Records provided |
***
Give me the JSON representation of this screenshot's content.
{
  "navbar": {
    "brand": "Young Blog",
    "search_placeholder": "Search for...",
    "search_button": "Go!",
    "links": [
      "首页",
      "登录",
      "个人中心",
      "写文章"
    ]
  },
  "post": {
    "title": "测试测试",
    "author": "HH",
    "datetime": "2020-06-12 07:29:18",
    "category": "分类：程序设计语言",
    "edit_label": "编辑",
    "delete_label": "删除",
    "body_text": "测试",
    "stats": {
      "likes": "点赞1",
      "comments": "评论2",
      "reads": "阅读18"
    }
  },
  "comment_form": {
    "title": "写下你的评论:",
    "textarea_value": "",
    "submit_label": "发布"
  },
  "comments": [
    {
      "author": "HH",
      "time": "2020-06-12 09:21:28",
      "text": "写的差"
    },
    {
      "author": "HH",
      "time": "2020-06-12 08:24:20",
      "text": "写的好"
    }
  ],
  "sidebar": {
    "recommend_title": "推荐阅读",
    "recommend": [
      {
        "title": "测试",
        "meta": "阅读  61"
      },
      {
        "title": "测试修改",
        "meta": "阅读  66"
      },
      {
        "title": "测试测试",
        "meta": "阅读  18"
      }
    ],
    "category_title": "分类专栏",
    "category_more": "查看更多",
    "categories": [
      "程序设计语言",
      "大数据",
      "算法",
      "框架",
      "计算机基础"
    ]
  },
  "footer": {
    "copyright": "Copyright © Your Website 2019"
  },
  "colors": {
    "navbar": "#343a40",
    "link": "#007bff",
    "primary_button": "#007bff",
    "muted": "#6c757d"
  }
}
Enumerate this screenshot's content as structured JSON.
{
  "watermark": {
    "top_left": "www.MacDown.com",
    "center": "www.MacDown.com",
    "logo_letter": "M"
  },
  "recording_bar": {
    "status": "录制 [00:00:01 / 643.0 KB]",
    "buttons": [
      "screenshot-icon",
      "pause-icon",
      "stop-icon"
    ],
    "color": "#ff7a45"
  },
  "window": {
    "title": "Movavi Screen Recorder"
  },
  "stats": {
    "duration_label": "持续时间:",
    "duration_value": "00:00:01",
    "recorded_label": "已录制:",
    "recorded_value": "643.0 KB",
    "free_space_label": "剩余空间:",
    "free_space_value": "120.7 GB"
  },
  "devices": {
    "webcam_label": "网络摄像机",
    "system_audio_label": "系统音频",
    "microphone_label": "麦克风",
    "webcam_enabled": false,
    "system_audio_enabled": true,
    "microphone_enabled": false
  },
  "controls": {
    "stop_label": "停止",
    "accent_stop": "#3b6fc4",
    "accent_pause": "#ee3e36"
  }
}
***
To do | What is the number of lines in the records that contain "content"? Give that number only.

Task solution | 2